» Directions: The entries below are to be written out again without alteration.

» Material:

──────

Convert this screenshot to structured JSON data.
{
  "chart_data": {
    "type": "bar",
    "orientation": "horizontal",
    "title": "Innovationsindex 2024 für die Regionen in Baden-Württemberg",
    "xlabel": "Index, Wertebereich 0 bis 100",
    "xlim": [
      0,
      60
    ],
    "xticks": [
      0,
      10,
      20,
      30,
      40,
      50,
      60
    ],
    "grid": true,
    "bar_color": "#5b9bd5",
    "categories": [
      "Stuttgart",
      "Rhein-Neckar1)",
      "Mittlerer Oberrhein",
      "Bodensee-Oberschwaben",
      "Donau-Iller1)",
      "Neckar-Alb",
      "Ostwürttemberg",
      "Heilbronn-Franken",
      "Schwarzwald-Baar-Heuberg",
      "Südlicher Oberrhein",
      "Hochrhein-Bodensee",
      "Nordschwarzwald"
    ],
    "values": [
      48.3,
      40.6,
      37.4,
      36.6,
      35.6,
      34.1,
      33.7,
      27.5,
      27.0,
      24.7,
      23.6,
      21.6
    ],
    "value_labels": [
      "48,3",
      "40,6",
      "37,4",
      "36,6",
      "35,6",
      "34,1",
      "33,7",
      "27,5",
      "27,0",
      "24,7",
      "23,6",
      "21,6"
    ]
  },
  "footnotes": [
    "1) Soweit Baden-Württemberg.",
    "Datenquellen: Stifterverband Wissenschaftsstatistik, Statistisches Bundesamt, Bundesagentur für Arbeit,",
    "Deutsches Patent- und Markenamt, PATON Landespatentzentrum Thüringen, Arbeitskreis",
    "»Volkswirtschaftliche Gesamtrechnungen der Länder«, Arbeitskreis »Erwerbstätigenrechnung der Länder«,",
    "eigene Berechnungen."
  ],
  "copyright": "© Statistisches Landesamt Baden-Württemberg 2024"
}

──────

» Final result:
Convert this screenshot to structured JSON data.
{
  "chart_data": {
    "type": "bar",
    "orientation": "horizontal",
    "title": "Innovationsindex 2024 für die Regionen in Baden-Württemberg",
    "xlabel": "Index, Wertebereich 0 bis 100",
    "xlim": [
      0,
      60
    ],
    "xticks": [
      0,
      10,
      20,
      30,
      40,
      50,
      60
    ],
    "grid": true,
    "bar_color": "#5b9bd5",
    "categories": [
      "Stuttgart",
      "Rhein-Neckar1)",
      "Mittlerer Oberrhein",
      "Bodensee-Oberschwaben",
      "Donau-Iller1)",
      "Neckar-Alb",
      "Ostwürttemberg",
      "Heilbronn-Franken",
      "Schwarzwald-Baar-Heuberg",
      "Südlicher Oberrhein",
      "Hochrhein-Bodensee",
      "Nordschwarzwald"
    ],
    "values": [
      48.3,
      40.6,
      37.4,
      36.6,
      35.6,
      34.1,
      33.7,
      27.5,
      27.0,
      24.7,
      23.6,
      21.6
    ],
    "value_labels": [
      "48,3",
      "40,6",
      "37,4",
      "36,6",
      "35,6",
      "34,1",
      "33,7",
      "27,5",
      "27,0",
      "24,7",
      "23,6",
      "21,6"
    ]
  },
  "footnotes": [
    "1) Soweit Baden-Württemberg.",
    "Datenquellen: Stifterverband Wissenschaftsstatistik, Statistisches Bundesamt, Bundesagentur für Arbeit,",
    "Deutsches Patent- und Markenamt, PATON Landespatentzentrum Thüringen, Arbeitskreis",
    "»Volkswirtschaftliche Gesamtrechnungen der Länder«, Arbeitskreis »Erwerbstätigenrechnung der Länder«,",
    "eigene Berechnungen."
  ],
  "copyright": "© Statistisches Landesamt Baden-Württemberg 2024"
}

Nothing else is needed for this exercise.